▸ **WHAT YOU ARE ASKED TO DO**
In the material below, list every line carrying the string "name".

— Start INPUT FOR THIS TASK —

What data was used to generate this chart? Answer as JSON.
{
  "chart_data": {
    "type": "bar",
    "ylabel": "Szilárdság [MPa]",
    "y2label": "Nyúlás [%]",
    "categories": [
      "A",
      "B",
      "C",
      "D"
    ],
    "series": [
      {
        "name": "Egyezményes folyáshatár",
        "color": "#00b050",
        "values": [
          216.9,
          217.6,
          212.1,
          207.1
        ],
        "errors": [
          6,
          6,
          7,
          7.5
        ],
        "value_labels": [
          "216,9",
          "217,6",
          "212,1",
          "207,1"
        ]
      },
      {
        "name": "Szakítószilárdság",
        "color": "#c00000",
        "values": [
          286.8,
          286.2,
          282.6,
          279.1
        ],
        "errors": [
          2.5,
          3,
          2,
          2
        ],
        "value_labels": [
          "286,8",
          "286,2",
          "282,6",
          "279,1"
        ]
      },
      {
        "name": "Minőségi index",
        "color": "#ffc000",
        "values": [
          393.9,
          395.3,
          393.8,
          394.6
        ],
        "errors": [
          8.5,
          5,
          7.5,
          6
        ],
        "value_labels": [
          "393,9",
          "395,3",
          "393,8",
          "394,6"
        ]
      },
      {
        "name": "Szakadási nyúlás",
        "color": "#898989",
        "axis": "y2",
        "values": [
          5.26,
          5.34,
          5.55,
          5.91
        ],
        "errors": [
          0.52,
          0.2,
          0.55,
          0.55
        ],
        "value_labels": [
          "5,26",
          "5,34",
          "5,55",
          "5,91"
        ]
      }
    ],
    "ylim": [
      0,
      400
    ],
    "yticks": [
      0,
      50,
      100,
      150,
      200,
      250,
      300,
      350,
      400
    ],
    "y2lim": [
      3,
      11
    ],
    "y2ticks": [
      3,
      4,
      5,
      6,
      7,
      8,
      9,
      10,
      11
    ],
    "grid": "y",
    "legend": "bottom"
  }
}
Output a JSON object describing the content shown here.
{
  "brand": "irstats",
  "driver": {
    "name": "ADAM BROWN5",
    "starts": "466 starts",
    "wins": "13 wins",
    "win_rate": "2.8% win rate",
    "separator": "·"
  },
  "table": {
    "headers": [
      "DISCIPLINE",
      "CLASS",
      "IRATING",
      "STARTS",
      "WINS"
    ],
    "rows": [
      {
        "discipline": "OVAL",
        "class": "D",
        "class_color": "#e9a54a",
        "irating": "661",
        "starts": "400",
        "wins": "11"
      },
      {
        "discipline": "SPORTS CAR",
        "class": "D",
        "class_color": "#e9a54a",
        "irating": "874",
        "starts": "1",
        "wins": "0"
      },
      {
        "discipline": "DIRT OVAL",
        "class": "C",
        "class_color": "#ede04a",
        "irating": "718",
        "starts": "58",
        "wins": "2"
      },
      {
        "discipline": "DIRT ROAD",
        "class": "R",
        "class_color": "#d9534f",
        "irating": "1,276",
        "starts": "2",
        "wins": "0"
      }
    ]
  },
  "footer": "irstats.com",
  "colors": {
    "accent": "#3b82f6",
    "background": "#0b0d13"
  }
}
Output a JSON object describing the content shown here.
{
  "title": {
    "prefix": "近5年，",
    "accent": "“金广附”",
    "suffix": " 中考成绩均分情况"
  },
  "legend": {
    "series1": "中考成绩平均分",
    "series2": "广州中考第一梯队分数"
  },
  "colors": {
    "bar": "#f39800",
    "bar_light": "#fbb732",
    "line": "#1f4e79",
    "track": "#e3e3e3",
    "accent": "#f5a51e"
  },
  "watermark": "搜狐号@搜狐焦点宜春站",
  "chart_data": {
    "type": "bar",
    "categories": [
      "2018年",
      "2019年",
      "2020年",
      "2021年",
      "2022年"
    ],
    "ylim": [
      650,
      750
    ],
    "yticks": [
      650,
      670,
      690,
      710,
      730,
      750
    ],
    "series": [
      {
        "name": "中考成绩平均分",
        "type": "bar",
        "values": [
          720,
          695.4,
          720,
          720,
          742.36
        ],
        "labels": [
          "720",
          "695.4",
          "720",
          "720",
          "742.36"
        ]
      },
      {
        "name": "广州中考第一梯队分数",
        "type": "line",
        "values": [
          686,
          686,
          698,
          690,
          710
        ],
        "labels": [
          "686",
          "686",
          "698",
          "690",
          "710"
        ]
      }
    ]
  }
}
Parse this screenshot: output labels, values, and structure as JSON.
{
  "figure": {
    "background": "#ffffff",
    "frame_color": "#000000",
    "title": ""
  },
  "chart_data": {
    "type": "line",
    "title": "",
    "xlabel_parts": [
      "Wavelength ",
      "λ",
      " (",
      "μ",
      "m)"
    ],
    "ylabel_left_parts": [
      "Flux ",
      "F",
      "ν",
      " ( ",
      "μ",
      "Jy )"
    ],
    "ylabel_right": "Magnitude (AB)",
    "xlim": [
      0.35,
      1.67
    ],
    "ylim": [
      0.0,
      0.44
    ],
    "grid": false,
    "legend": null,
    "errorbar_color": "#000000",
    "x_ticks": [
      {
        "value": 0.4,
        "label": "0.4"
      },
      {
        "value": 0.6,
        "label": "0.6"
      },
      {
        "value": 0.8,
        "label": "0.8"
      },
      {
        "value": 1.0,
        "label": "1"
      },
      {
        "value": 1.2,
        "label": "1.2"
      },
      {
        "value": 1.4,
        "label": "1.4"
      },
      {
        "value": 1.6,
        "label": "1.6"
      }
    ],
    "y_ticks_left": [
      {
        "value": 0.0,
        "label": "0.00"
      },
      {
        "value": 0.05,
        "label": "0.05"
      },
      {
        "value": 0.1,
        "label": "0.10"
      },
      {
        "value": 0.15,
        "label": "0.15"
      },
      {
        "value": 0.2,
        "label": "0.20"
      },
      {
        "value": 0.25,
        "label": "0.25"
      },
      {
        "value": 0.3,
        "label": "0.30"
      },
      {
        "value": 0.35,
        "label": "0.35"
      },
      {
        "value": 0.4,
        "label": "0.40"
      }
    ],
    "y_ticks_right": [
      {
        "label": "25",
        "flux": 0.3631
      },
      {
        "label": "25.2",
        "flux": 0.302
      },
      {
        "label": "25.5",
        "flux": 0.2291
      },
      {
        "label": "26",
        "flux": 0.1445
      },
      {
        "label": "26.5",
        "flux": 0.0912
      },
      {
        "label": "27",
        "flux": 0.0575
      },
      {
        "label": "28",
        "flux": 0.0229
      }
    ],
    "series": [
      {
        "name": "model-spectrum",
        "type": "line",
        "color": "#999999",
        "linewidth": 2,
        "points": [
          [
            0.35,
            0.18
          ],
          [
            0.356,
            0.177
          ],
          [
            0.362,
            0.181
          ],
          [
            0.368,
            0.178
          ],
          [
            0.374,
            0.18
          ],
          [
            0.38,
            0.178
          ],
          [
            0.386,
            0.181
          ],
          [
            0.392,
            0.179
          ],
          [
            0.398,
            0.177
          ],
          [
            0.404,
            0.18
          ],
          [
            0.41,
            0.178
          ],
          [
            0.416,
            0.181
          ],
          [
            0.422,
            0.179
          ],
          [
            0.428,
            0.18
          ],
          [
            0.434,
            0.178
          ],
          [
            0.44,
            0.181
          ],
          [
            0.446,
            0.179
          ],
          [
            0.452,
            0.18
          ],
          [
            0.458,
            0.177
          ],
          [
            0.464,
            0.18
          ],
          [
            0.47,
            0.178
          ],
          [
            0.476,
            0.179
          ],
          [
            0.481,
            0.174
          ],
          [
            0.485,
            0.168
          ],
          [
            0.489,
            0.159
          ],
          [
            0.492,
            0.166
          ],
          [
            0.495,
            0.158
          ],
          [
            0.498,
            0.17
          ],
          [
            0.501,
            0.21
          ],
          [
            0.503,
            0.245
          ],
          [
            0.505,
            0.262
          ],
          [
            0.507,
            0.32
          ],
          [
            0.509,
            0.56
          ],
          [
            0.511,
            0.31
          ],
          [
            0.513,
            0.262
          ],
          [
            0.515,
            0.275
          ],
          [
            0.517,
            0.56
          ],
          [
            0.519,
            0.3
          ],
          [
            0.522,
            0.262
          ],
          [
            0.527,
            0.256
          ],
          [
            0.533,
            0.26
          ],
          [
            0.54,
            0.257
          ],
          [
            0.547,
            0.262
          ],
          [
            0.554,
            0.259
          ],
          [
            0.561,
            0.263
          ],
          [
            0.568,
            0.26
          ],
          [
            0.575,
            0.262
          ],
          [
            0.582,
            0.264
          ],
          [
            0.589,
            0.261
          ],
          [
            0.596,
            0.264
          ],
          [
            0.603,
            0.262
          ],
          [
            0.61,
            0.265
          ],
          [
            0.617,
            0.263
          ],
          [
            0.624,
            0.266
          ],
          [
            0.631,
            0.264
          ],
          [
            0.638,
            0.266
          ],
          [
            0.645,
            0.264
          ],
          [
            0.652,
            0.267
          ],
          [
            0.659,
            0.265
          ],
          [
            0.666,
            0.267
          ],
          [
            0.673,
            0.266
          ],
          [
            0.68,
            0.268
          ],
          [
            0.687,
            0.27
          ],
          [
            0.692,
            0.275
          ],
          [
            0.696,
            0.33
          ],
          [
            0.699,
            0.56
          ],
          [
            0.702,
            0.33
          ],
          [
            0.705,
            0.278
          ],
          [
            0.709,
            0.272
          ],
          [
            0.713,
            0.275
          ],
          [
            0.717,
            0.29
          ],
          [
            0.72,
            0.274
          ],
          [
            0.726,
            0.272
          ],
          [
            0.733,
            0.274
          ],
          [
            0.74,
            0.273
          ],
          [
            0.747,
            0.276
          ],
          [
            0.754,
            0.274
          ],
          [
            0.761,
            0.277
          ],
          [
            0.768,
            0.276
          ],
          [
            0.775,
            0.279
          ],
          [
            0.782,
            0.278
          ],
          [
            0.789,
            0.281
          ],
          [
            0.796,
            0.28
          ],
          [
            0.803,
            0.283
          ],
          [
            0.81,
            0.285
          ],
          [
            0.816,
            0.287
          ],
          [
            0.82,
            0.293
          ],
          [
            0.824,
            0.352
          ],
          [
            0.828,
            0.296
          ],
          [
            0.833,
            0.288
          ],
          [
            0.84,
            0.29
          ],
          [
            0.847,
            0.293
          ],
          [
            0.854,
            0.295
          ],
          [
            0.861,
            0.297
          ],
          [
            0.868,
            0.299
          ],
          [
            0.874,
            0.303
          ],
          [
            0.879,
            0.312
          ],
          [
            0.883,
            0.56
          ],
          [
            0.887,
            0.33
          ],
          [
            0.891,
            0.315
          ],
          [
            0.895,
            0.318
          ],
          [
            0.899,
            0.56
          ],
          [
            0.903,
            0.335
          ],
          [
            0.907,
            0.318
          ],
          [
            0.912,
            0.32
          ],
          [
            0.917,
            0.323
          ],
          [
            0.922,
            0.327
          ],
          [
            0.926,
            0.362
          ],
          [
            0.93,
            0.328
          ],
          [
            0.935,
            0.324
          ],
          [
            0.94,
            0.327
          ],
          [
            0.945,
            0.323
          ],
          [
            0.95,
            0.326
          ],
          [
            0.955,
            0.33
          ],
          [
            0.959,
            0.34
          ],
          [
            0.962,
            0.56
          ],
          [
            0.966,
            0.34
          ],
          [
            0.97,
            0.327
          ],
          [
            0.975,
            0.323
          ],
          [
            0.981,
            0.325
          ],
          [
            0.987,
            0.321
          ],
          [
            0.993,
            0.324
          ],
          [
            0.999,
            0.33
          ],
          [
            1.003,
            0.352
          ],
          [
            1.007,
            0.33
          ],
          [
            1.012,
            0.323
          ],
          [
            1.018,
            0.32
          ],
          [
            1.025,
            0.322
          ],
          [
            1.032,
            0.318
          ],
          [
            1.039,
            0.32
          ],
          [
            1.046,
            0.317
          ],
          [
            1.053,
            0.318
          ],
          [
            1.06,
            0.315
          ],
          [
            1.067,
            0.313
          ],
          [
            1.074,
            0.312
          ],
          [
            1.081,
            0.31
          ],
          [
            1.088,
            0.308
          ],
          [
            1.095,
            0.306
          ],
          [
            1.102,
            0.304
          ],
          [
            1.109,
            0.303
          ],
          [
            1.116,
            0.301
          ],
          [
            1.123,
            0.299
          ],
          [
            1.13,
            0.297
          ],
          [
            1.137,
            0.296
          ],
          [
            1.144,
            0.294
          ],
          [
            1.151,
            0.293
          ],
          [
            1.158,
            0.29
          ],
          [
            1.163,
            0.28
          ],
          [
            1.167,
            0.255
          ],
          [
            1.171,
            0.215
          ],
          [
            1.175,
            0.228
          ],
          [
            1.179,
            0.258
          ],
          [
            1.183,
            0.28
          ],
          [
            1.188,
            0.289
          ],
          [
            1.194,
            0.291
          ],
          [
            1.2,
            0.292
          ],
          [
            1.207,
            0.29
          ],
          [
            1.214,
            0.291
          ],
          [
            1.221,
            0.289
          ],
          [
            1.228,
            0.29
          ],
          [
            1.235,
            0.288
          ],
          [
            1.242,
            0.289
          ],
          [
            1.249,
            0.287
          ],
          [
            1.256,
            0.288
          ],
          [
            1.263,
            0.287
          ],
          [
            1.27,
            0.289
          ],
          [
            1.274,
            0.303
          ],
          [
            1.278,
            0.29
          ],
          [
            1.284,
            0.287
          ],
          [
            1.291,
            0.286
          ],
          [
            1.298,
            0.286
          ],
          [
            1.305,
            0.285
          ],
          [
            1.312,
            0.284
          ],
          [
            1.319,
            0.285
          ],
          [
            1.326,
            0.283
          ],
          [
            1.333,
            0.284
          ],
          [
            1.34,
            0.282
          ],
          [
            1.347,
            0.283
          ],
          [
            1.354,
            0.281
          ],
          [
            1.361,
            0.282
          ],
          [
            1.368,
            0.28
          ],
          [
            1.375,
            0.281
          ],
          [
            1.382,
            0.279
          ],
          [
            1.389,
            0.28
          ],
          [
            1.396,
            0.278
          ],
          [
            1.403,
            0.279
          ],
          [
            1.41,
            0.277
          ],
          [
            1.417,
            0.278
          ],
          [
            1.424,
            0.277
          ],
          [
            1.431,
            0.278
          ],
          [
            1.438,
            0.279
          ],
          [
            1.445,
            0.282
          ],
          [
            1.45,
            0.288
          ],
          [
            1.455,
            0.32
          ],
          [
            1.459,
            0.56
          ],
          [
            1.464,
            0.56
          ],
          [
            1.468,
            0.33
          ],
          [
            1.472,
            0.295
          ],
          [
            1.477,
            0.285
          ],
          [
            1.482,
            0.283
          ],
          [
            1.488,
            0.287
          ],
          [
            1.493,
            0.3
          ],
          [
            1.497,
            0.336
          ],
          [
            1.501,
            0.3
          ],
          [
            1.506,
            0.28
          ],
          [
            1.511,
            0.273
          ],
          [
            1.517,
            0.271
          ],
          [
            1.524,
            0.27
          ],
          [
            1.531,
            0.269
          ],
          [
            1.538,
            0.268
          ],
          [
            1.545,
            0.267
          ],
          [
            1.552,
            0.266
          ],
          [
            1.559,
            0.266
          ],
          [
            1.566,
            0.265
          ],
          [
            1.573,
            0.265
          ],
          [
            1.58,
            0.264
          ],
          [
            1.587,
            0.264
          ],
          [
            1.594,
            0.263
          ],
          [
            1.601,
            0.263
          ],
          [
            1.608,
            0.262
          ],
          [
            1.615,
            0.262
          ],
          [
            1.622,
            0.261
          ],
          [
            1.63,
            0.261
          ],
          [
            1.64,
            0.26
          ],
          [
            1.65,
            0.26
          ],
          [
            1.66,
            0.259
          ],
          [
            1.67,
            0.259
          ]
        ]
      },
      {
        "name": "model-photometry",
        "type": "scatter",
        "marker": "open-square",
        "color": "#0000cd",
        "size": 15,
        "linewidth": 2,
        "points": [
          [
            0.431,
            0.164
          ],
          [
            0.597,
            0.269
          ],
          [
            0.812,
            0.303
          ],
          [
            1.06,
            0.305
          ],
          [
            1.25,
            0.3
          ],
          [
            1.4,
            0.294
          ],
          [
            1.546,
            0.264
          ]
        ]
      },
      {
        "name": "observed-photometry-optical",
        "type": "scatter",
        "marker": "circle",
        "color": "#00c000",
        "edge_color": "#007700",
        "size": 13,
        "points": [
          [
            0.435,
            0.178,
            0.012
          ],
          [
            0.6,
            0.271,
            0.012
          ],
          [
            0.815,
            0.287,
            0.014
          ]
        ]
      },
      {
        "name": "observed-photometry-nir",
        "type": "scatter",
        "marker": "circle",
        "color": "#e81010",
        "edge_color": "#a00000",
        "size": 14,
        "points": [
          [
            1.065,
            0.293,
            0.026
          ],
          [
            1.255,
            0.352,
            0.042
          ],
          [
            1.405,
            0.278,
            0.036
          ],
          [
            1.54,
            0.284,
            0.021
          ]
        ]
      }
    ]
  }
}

— End INPUT FOR THIS TASK —

▸ **CORRECT ANSWER**
        "name": "Egyezményes folyáshatár",
        "name": "Szakítószilárdság",
        "name": "Minőségi index",
        "name": "Szakadási nyúlás",
    "name": "ADAM BROWN5",
        "name": "中考成绩平均分",
        "name": "广州中考第一梯队分数",
        "name": "model-spectrum",
        "name": "model-photometry",
        "name": "observed-photometry-optical",
        "name": "observed-photometry-nir",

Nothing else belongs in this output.